[Stored data]

......

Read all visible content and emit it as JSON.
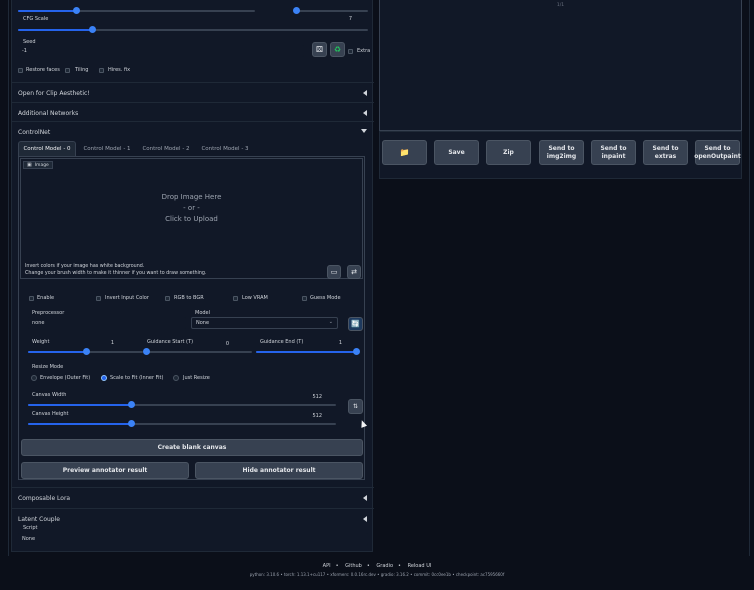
{
  "top": {
    "cfg_label": "CFG Scale",
    "cfg_value": "7",
    "seed_label": "Seed",
    "seed_value": "-1",
    "extra_label": "Extra",
    "restore_faces": "Restore faces",
    "tiling": "Tiling",
    "hires_fix": "Hires. fix"
  },
  "accordions": {
    "clip_aesthetic": "Open for Clip Aesthetic!",
    "additional_networks": "Additional Networks",
    "controlnet": "ControlNet",
    "composable_lora": "Composable Lora",
    "latent_couple": "Latent Couple"
  },
  "controlnet": {
    "tabs": [
      "Control Model - 0",
      "Control Model - 1",
      "Control Model - 2",
      "Control Model - 3"
    ],
    "image_label": "Image",
    "drop_line1": "Drop Image Here",
    "drop_line2": "- or -",
    "drop_line3": "Click to Upload",
    "hint1": "Invert colors if your image has white background.",
    "hint2": "Change your brush width to make it thinner if you want to draw something.",
    "checks": [
      "Enable",
      "Invert Input Color",
      "RGB to BGR",
      "Low VRAM",
      "Guess Mode"
    ],
    "preprocessor_label": "Preprocessor",
    "preprocessor_value": "none",
    "model_label": "Model",
    "model_value": "None",
    "weight_label": "Weight",
    "weight_value": "1",
    "gstart_label": "Guidance Start (T)",
    "gstart_value": "0",
    "gend_label": "Guidance End (T)",
    "gend_value": "1",
    "resize_label": "Resize Mode",
    "resize_options": [
      "Envelope (Outer Fit)",
      "Scale to Fit (Inner Fit)",
      "Just Resize"
    ],
    "canvas_width_label": "Canvas Width",
    "canvas_width_value": "512",
    "canvas_height_label": "Canvas Height",
    "canvas_height_value": "512",
    "create_canvas": "Create blank canvas",
    "preview_annotator": "Preview annotator result",
    "hide_annotator": "Hide annotator result"
  },
  "script": {
    "label": "Script",
    "value": "None"
  },
  "output": {
    "counter": "1/1",
    "buttons": [
      "Save",
      "Zip",
      "Send to img2img",
      "Send to inpaint",
      "Send to extras",
      "Send to openOutpaint"
    ]
  },
  "footer": {
    "links": [
      "API",
      "Github",
      "Gradio",
      "Reload UI"
    ],
    "versions": "python: 3.10.6  •  torch: 1.13.1+cu117  •  xformers: 0.0.16rc.dev  •  gradio: 3.16.2  •  commit: 0cc0ee1b  •  checkpoint: ac7595660f"
  },
  "colors": {
    "accent": "#2563eb",
    "panel": "#111827",
    "background": "#0b0f19"
  }
}
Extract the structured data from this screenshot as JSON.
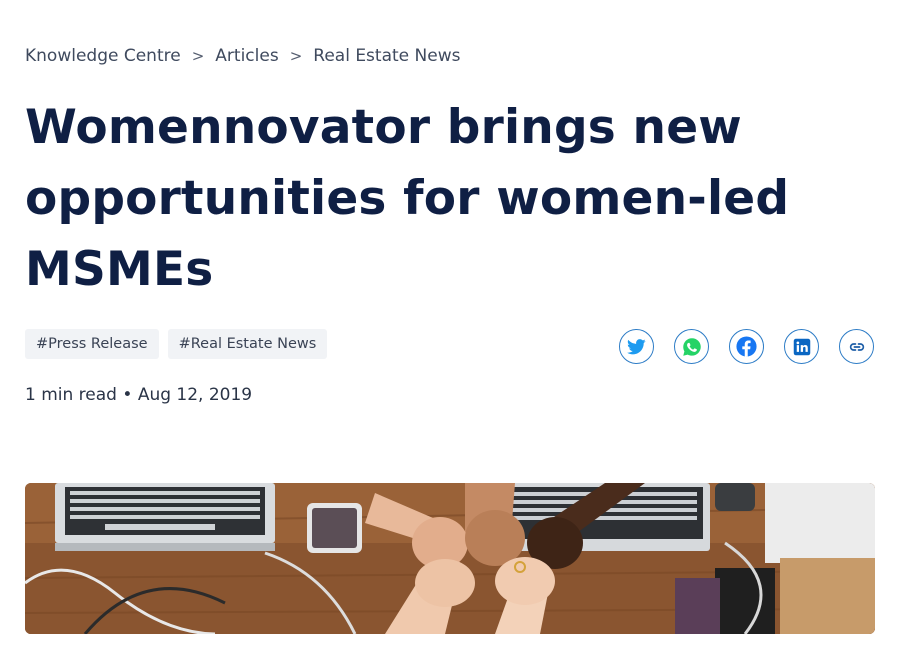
{
  "breadcrumb": {
    "items": [
      "Knowledge Centre",
      "Articles",
      "Real Estate News"
    ],
    "separator": ">"
  },
  "article": {
    "title_lines": [
      "Womennovator brings new",
      "opportunities for women-led",
      "MSMEs"
    ],
    "tags": [
      "#Press Release",
      "#Real Estate News"
    ],
    "read_time": "1 min read",
    "bullet": "•",
    "date": "Aug 12, 2019"
  },
  "share": {
    "icons": [
      "twitter-icon",
      "whatsapp-icon",
      "facebook-icon",
      "linkedin-icon",
      "link-icon"
    ]
  },
  "colors": {
    "title": "#0f1f44",
    "share_border": "#2d7cc6",
    "twitter": "#1d9bf0",
    "whatsapp": "#25d366",
    "facebook": "#1877f2",
    "linkedin": "#0a66c2",
    "tag_bg": "#f1f3f6"
  }
}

......

» **Instruction**:
Retype the whole listing exactly and leave the pictures out.

» **Finished exercise**:
Read all visible content and emit it as JSON.
{
  "top": {
    "cfg_label": "CFG Scale",
    "cfg_value": "7",
    "seed_label": "Seed",
    "seed_value": "-1",
    "extra_label": "Extra",
    "restore_faces": "Restore faces",
    "tiling": "Tiling",
    "hires_fix": "Hires. fix"
  },
  "accordions": {
    "clip_aesthetic": "Open for Clip Aesthetic!",
    "additional_networks": "Additional Networks",
    "controlnet": "ControlNet",
    "composable_lora": "Composable Lora",
    "latent_couple": "Latent Couple"
  },
  "controlnet": {
    "tabs": [
      "Control Model - 0",
      "Control Model - 1",
      "Control Model - 2",
      "Control Model - 3"
    ],
    "image_label": "Image",
    "drop_line1": "Drop Image Here",
    "drop_line2": "- or -",
    "drop_line3": "Click to Upload",
    "hint1": "Invert colors if your image has white background.",
    "hint2": "Change your brush width to make it thinner if you want to draw something.",
    "checks": [
      "Enable",
      "Invert Input Color",
      "RGB to BGR",
      "Low VRAM",
      "Guess Mode"
    ],
    "preprocessor_label": "Preprocessor",
    "preprocessor_value": "none",
    "model_label": "Model",
    "model_value": "None",
    "weight_label": "Weight",
    "weight_value": "1",
    "gstart_label": "Guidance Start (T)",
    "gstart_value": "0",
    "gend_label": "Guidance End (T)",
    "gend_value": "1",
    "resize_label": "Resize Mode",
    "resize_options": [
      "Envelope (Outer Fit)",
      "Scale to Fit (Inner Fit)",
      "Just Resize"
    ],
    "canvas_width_label": "Canvas Width",
    "canvas_width_value": "512",
    "canvas_height_label": "Canvas Height",
    "canvas_height_value": "512",
    "create_canvas": "Create blank canvas",
    "preview_annotator": "Preview annotator result",
    "hide_annotator": "Hide annotator result"
  },
  "script": {
    "label": "Script",
    "value": "None"
  },
  "output": {
    "counter": "1/1",
    "buttons": [
      "Save",
      "Zip",
      "Send to img2img",
      "Send to inpaint",
      "Send to extras",
      "Send to openOutpaint"
    ]
  },
  "footer": {
    "links": [
      "API",
      "Github",
      "Gradio",
      "Reload UI"
    ],
    "versions": "python: 3.10.6  •  torch: 1.13.1+cu117  •  xformers: 0.0.16rc.dev  •  gradio: 3.16.2  •  commit: 0cc0ee1b  •  checkpoint: ac7595660f"
  },
  "colors": {
    "accent": "#2563eb",
    "panel": "#111827",
    "background": "#0b0f19"
  }
}
Extract the structured data from this screenshot as JSON.
{
  "breadcrumb": {
    "items": [
      "Knowledge Centre",
      "Articles",
      "Real Estate News"
    ],
    "separator": ">"
  },
  "article": {
    "title_lines": [
      "Womennovator brings new",
      "opportunities for women-led",
      "MSMEs"
    ],
    "tags": [
      "#Press Release",
      "#Real Estate News"
    ],
    "read_time": "1 min read",
    "bullet": "•",
    "date": "Aug 12, 2019"
  },
  "share": {
    "icons": [
      "twitter-icon",
      "whatsapp-icon",
      "facebook-icon",
      "linkedin-icon",
      "link-icon"
    ]
  },
  "colors": {
    "title": "#0f1f44",
    "share_border": "#2d7cc6",
    "twitter": "#1d9bf0",
    "whatsapp": "#25d366",
    "facebook": "#1877f2",
    "linkedin": "#0a66c2",
    "tag_bg": "#f1f3f6"
  }
}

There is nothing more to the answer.